◆ Task instructions: Copy every line of the listing exactly.

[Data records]

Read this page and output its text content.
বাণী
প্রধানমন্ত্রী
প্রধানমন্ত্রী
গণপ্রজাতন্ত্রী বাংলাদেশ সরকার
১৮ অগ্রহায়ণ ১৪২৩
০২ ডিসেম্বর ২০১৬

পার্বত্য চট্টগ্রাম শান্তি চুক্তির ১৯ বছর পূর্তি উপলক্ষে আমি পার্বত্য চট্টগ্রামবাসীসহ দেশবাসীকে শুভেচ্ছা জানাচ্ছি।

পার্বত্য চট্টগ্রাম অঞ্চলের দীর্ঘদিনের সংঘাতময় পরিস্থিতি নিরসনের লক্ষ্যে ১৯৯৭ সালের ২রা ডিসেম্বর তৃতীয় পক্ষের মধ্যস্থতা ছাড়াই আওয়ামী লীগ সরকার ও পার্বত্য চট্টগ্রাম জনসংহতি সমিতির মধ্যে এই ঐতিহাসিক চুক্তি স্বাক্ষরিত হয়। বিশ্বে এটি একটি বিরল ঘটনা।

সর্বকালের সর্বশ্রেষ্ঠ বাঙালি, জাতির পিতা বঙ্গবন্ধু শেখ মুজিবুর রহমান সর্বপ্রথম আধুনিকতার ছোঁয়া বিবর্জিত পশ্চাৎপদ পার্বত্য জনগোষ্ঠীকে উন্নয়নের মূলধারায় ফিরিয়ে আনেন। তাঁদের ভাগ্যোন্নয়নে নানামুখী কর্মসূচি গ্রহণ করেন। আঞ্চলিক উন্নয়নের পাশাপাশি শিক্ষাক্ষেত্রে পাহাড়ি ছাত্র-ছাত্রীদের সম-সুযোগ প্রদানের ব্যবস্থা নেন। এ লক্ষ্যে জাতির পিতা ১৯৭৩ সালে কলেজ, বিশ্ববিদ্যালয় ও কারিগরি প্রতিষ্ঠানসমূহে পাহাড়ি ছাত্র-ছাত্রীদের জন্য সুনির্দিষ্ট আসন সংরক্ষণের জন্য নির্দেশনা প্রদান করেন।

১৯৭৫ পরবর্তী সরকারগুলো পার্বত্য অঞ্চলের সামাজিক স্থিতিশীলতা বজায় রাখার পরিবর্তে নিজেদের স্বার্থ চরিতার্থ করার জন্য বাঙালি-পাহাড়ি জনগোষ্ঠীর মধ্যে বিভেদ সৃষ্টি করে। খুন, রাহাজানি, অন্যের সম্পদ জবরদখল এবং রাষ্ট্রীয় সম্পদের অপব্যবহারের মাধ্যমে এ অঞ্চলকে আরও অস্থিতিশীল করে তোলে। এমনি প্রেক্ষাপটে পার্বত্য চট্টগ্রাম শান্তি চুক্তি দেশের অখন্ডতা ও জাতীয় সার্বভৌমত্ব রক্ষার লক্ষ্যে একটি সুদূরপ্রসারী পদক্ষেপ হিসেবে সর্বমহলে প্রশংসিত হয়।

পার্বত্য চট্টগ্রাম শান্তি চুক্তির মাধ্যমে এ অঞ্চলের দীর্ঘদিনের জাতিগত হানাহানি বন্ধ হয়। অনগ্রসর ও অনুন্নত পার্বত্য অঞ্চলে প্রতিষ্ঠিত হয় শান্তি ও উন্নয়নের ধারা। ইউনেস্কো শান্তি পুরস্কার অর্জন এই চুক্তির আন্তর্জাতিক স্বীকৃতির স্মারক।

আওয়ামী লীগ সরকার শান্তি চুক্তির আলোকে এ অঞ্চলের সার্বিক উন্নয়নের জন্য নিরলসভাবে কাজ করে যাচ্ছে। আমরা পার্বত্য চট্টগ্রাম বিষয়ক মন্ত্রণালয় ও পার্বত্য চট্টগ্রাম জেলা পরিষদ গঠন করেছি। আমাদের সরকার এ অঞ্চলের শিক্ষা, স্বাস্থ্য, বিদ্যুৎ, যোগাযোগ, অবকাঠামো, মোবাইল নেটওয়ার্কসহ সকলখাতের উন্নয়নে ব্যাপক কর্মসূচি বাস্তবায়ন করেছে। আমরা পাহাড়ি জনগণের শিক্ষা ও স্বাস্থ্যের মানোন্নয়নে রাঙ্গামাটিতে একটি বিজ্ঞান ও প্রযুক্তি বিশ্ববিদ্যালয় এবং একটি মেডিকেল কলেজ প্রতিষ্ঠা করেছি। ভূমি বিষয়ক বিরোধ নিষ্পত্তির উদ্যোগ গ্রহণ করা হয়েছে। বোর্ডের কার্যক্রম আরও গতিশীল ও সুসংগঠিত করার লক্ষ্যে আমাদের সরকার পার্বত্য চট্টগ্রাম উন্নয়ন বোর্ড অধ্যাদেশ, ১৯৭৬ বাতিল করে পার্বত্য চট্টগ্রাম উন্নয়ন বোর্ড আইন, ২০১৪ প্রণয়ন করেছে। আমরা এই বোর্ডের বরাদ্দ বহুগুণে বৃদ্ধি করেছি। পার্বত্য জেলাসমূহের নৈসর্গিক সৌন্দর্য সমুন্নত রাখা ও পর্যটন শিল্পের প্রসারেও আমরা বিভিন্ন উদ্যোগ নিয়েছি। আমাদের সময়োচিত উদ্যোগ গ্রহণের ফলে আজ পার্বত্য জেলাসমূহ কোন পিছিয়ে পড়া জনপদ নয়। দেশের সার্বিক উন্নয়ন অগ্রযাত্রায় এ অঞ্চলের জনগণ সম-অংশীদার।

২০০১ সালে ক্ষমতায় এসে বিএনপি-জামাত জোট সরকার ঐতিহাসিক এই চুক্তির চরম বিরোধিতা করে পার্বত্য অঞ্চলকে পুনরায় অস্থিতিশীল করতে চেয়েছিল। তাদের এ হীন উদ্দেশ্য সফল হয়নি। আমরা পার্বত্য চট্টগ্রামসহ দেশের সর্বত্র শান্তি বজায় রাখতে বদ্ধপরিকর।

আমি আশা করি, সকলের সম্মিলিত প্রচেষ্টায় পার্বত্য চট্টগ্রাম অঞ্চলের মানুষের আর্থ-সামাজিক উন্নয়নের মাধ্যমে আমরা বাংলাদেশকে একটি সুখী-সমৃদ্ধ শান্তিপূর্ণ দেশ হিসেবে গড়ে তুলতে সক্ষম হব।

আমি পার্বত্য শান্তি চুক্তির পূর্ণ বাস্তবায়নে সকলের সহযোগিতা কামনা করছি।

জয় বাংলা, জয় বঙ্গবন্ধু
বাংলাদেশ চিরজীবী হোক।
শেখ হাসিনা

◆ Task result:
Read this page and output its text content.
বাণী
প্রধানমন্ত্রী
প্রধানমন্ত্রী
গণপ্রজাতন্ত্রী বাংলাদেশ সরকার
১৮ অগ্রহায়ণ ১৪২৩
০২ ডিসেম্বর ২০১৬

পার্বত্য চট্টগ্রাম শান্তি চুক্তির ১৯ বছর পূর্তি উপলক্ষে আমি পার্বত্য চট্টগ্রামবাসীসহ দেশবাসীকে শুভেচ্ছা জানাচ্ছি।

পার্বত্য চট্টগ্রাম অঞ্চলের দীর্ঘদিনের সংঘাতময় পরিস্থিতি নিরসনের লক্ষ্যে ১৯৯৭ সালের ২রা ডিসেম্বর তৃতীয় পক্ষের মধ্যস্থতা ছাড়াই আওয়ামী লীগ সরকার ও পার্বত্য চট্টগ্রাম জনসংহতি সমিতির মধ্যে এই ঐতিহাসিক চুক্তি স্বাক্ষরিত হয়। বিশ্বে এটি একটি বিরল ঘটনা।

সর্বকালের সর্বশ্রেষ্ঠ বাঙালি, জাতির পিতা বঙ্গবন্ধু শেখ মুজিবুর রহমান সর্বপ্রথম আধুনিকতার ছোঁয়া বিবর্জিত পশ্চাৎপদ পার্বত্য জনগোষ্ঠীকে উন্নয়নের মূলধারায় ফিরিয়ে আনেন। তাঁদের ভাগ্যোন্নয়নে নানামুখী কর্মসূচি গ্রহণ করেন। আঞ্চলিক উন্নয়নের পাশাপাশি শিক্ষাক্ষেত্রে পাহাড়ি ছাত্র-ছাত্রীদের সম-সুযোগ প্রদানের ব্যবস্থা নেন। এ লক্ষ্যে জাতির পিতা ১৯৭৩ সালে কলেজ, বিশ্ববিদ্যালয় ও কারিগরি প্রতিষ্ঠানসমূহে পাহাড়ি ছাত্র-ছাত্রীদের জন্য সুনির্দিষ্ট আসন সংরক্ষণের জন্য নির্দেশনা প্রদান করেন।

১৯৭৫ পরবর্তী সরকারগুলো পার্বত্য অঞ্চলের সামাজিক স্থিতিশীলতা বজায় রাখার পরিবর্তে নিজেদের স্বার্থ চরিতার্থ করার জন্য বাঙালি-পাহাড়ি জনগোষ্ঠীর মধ্যে বিভেদ সৃষ্টি করে। খুন, রাহাজানি, অন্যের সম্পদ জবরদখল এবং রাষ্ট্রীয় সম্পদের অপব্যবহারের মাধ্যমে এ অঞ্চলকে আরও অস্থিতিশীল করে তোলে। এমনি প্রেক্ষাপটে পার্বত্য চট্টগ্রাম শান্তি চুক্তি দেশের অখন্ডতা ও জাতীয় সার্বভৌমত্ব রক্ষার লক্ষ্যে একটি সুদূরপ্রসারী পদক্ষেপ হিসেবে সর্বমহলে প্রশংসিত হয়।

পার্বত্য চট্টগ্রাম শান্তি চুক্তির মাধ্যমে এ অঞ্চলের দীর্ঘদিনের জাতিগত হানাহানি বন্ধ হয়। অনগ্রসর ও অনুন্নত পার্বত্য অঞ্চলে প্রতিষ্ঠিত হয় শান্তি ও উন্নয়নের ধারা। ইউনেস্কো শান্তি পুরস্কার অর্জন এই চুক্তির আন্তর্জাতিক স্বীকৃতির স্মারক।

আওয়ামী লীগ সরকার শান্তি চুক্তির আলোকে এ অঞ্চলের সার্বিক উন্নয়নের জন্য নিরলসভাবে কাজ করে যাচ্ছে। আমরা পার্বত্য চট্টগ্রাম বিষয়ক মন্ত্রণালয় ও পার্বত্য চট্টগ্রাম জেলা পরিষদ গঠন করেছি। আমাদের সরকার এ অঞ্চলের শিক্ষা, স্বাস্থ্য, বিদ্যুৎ, যোগাযোগ, অবকাঠামো, মোবাইল নেটওয়ার্কসহ সকলখাতের উন্নয়নে ব্যাপক কর্মসূচি বাস্তবায়ন করেছে। আমরা পাহাড়ি জনগণের শিক্ষা ও স্বাস্থ্যের মানোন্নয়নে রাঙ্গামাটিতে একটি বিজ্ঞান ও প্রযুক্তি বিশ্ববিদ্যালয় এবং একটি মেডিকেল কলেজ প্রতিষ্ঠা করেছি। ভূমি বিষয়ক বিরোধ নিষ্পত্তির উদ্যোগ গ্রহণ করা হয়েছে। বোর্ডের কার্যক্রম আরও গতিশীল ও সুসংগঠিত করার লক্ষ্যে আমাদের সরকার পার্বত্য চট্টগ্রাম উন্নয়ন বোর্ড অধ্যাদেশ, ১৯৭৬ বাতিল করে পার্বত্য চট্টগ্রাম উন্নয়ন বোর্ড আইন, ২০১৪ প্রণয়ন করেছে। আমরা এই বোর্ডের বরাদ্দ বহুগুণে বৃদ্ধি করেছি। পার্বত্য জেলাসমূহের নৈসর্গিক সৌন্দর্য সমুন্নত রাখা ও পর্যটন শিল্পের প্রসারেও আমরা বিভিন্ন উদ্যোগ নিয়েছি। আমাদের সময়োচিত উদ্যোগ গ্রহণের ফলে আজ পার্বত্য জেলাসমূহ কোন পিছিয়ে পড়া জনপদ নয়। দেশের সার্বিক উন্নয়ন অগ্রযাত্রায় এ অঞ্চলের জনগণ সম-অংশীদার।

২০০১ সালে ক্ষমতায় এসে বিএনপি-জামাত জোট সরকার ঐতিহাসিক এই চুক্তির চরম বিরোধিতা করে পার্বত্য অঞ্চলকে পুনরায় অস্থিতিশীল করতে চেয়েছিল। তাদের এ হীন উদ্দেশ্য সফল হয়নি। আমরা পার্বত্য চট্টগ্রামসহ দেশের সর্বত্র শান্তি বজায় রাখতে বদ্ধপরিকর।

আমি আশা করি, সকলের সম্মিলিত প্রচেষ্টায় পার্বত্য চট্টগ্রাম অঞ্চলের মানুষের আর্থ-সামাজিক উন্নয়নের মাধ্যমে আমরা বাংলাদেশকে একটি সুখী-সমৃদ্ধ শান্তিপূর্ণ দেশ হিসেবে গড়ে তুলতে সক্ষম হব।

আমি পার্বত্য শান্তি চুক্তির পূর্ণ বাস্তবায়নে সকলের সহযোগিতা কামনা করছি।

জয় বাংলা, জয় বঙ্গবন্ধু
বাংলাদেশ চিরজীবী হোক।
শেখ হাসিনা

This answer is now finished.